** START OF THE INPUT **

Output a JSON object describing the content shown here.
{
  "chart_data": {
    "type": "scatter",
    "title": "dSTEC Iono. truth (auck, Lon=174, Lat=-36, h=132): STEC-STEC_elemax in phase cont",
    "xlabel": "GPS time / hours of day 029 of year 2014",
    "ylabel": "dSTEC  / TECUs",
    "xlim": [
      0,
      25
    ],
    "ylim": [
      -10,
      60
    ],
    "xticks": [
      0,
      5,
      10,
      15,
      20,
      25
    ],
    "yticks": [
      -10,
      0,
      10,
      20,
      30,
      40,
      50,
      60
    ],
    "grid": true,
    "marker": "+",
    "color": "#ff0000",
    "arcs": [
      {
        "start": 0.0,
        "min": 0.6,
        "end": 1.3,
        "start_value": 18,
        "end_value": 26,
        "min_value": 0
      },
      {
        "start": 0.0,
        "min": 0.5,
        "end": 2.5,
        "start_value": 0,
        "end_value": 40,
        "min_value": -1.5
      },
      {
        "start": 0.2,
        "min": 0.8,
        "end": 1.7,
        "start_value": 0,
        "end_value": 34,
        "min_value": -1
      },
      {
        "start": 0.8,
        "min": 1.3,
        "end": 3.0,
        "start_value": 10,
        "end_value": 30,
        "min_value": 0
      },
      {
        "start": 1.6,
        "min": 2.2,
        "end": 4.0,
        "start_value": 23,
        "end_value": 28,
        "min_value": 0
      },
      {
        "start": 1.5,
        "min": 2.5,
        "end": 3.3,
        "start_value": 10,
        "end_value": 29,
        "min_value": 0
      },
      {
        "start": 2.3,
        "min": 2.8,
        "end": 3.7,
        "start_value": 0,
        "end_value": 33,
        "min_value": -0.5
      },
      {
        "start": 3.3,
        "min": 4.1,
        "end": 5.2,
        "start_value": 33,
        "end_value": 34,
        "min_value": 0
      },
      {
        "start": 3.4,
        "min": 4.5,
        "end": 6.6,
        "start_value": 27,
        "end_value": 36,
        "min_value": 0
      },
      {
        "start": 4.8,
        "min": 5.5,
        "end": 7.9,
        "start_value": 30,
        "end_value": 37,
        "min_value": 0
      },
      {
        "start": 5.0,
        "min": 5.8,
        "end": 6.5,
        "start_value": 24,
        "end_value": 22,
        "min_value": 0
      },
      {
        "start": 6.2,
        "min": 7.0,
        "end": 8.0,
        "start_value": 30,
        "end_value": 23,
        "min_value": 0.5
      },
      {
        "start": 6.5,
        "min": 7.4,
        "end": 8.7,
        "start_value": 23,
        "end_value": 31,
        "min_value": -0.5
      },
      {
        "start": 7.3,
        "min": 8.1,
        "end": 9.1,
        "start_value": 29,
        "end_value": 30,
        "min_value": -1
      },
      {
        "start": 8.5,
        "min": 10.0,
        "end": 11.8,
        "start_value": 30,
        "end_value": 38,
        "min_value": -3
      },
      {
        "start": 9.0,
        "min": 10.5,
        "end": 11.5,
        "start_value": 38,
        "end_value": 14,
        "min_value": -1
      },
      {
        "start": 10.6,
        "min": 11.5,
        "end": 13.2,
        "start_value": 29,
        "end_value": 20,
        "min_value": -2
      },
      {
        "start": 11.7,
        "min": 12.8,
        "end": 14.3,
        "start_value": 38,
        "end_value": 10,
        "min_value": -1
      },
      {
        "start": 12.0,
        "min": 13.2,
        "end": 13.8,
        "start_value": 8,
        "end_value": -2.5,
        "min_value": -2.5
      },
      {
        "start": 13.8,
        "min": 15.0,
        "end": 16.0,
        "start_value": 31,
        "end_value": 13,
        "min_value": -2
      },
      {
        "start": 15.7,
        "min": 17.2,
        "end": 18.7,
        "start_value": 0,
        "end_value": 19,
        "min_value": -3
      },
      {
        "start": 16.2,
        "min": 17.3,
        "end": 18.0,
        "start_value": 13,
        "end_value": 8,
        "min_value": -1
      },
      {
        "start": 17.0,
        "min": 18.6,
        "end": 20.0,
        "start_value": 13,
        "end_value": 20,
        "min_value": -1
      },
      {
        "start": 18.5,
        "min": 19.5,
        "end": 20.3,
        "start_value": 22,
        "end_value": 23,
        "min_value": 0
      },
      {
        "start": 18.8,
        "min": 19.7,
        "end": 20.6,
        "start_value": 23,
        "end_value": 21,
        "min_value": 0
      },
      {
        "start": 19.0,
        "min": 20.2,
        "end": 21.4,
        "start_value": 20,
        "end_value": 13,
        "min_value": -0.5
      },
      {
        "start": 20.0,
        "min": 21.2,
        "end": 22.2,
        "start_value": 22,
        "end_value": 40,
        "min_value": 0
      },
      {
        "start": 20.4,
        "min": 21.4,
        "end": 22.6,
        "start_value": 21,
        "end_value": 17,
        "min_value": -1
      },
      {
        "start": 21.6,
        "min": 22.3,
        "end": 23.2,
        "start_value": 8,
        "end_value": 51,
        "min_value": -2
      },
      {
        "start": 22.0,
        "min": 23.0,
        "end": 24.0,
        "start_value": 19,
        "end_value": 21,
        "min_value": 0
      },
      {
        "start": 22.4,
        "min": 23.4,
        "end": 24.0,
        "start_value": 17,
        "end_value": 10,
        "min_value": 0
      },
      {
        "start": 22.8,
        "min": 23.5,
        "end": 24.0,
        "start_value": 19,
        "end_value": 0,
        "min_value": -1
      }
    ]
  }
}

** END OF THE INPUT **

STATED PROBLEM
Reproduce the data in full, exactly as presented.

RESULT OF THE TASK
Output a JSON object describing the content shown here.
{
  "chart_data": {
    "type": "scatter",
    "title": "dSTEC Iono. truth (auck, Lon=174, Lat=-36, h=132): STEC-STEC_elemax in phase cont",
    "xlabel": "GPS time / hours of day 029 of year 2014",
    "ylabel": "dSTEC  / TECUs",
    "xlim": [
      0,
      25
    ],
    "ylim": [
      -10,
      60
    ],
    "xticks": [
      0,
      5,
      10,
      15,
      20,
      25
    ],
    "yticks": [
      -10,
      0,
      10,
      20,
      30,
      40,
      50,
      60
    ],
    "grid": true,
    "marker": "+",
    "color": "#ff0000",
    "arcs": [
      {
        "start": 0.0,
        "min": 0.6,
        "end": 1.3,
        "start_value": 18,
        "end_value": 26,
        "min_value": 0
      },
      {
        "start": 0.0,
        "min": 0.5,
        "end": 2.5,
        "start_value": 0,
        "end_value": 40,
        "min_value": -1.5
      },
      {
        "start": 0.2,
        "min": 0.8,
        "end": 1.7,
        "start_value": 0,
        "end_value": 34,
        "min_value": -1
      },
      {
        "start": 0.8,
        "min": 1.3,
        "end": 3.0,
        "start_value": 10,
        "end_value": 30,
        "min_value": 0
      },
      {
        "start": 1.6,
        "min": 2.2,
        "end": 4.0,
        "start_value": 23,
        "end_value": 28,
        "min_value": 0
      },
      {
        "start": 1.5,
        "min": 2.5,
        "end": 3.3,
        "start_value": 10,
        "end_value": 29,
        "min_value": 0
      },
      {
        "start": 2.3,
        "min": 2.8,
        "end": 3.7,
        "start_value": 0,
        "end_value": 33,
        "min_value": -0.5
      },
      {
        "start": 3.3,
        "min": 4.1,
        "end": 5.2,
        "start_value": 33,
        "end_value": 34,
        "min_value": 0
      },
      {
        "start": 3.4,
        "min": 4.5,
        "end": 6.6,
        "start_value": 27,
        "end_value": 36,
        "min_value": 0
      },
      {
        "start": 4.8,
        "min": 5.5,
        "end": 7.9,
        "start_value": 30,
        "end_value": 37,
        "min_value": 0
      },
      {
        "start": 5.0,
        "min": 5.8,
        "end": 6.5,
        "start_value": 24,
        "end_value": 22,
        "min_value": 0
      },
      {
        "start": 6.2,
        "min": 7.0,
        "end": 8.0,
        "start_value": 30,
        "end_value": 23,
        "min_value": 0.5
      },
      {
        "start": 6.5,
        "min": 7.4,
        "end": 8.7,
        "start_value": 23,
        "end_value": 31,
        "min_value": -0.5
      },
      {
        "start": 7.3,
        "min": 8.1,
        "end": 9.1,
        "start_value": 29,
        "end_value": 30,
        "min_value": -1
      },
      {
        "start": 8.5,
        "min": 10.0,
        "end": 11.8,
        "start_value": 30,
        "end_value": 38,
        "min_value": -3
      },
      {
        "start": 9.0,
        "min": 10.5,
        "end": 11.5,
        "start_value": 38,
        "end_value": 14,
        "min_value": -1
      },
      {
        "start": 10.6,
        "min": 11.5,
        "end": 13.2,
        "start_value": 29,
        "end_value": 20,
        "min_value": -2
      },
      {
        "start": 11.7,
        "min": 12.8,
        "end": 14.3,
        "start_value": 38,
        "end_value": 10,
        "min_value": -1
      },
      {
        "start": 12.0,
        "min": 13.2,
        "end": 13.8,
        "start_value": 8,
        "end_value": -2.5,
        "min_value": -2.5
      },
      {
        "start": 13.8,
        "min": 15.0,
        "end": 16.0,
        "start_value": 31,
        "end_value": 13,
        "min_value": -2
      },
      {
        "start": 15.7,
        "min": 17.2,
        "end": 18.7,
        "start_value": 0,
        "end_value": 19,
        "min_value": -3
      },
      {
        "start": 16.2,
        "min": 17.3,
        "end": 18.0,
        "start_value": 13,
        "end_value": 8,
        "min_value": -1
      },
      {
        "start": 17.0,
        "min": 18.6,
        "end": 20.0,
        "start_value": 13,
        "end_value": 20,
        "min_value": -1
      },
      {
        "start": 18.5,
        "min": 19.5,
        "end": 20.3,
        "start_value": 22,
        "end_value": 23,
        "min_value": 0
      },
      {
        "start": 18.8,
        "min": 19.7,
        "end": 20.6,
        "start_value": 23,
        "end_value": 21,
        "min_value": 0
      },
      {
        "start": 19.0,
        "min": 20.2,
        "end": 21.4,
        "start_value": 20,
        "end_value": 13,
        "min_value": -0.5
      },
      {
        "start": 20.0,
        "min": 21.2,
        "end": 22.2,
        "start_value": 22,
        "end_value": 40,
        "min_value": 0
      },
      {
        "start": 20.4,
        "min": 21.4,
        "end": 22.6,
        "start_value": 21,
        "end_value": 17,
        "min_value": -1
      },
      {
        "start": 21.6,
        "min": 22.3,
        "end": 23.2,
        "start_value": 8,
        "end_value": 51,
        "min_value": -2
      },
      {
        "start": 22.0,
        "min": 23.0,
        "end": 24.0,
        "start_value": 19,
        "end_value": 21,
        "min_value": 0
      },
      {
        "start": 22.4,
        "min": 23.4,
        "end": 24.0,
        "start_value": 17,
        "end_value": 10,
        "min_value": 0
      },
      {
        "start": 22.8,
        "min": 23.5,
        "end": 24.0,
        "start_value": 19,
        "end_value": 0,
        "min_value": -1
      }
    ]
  }
}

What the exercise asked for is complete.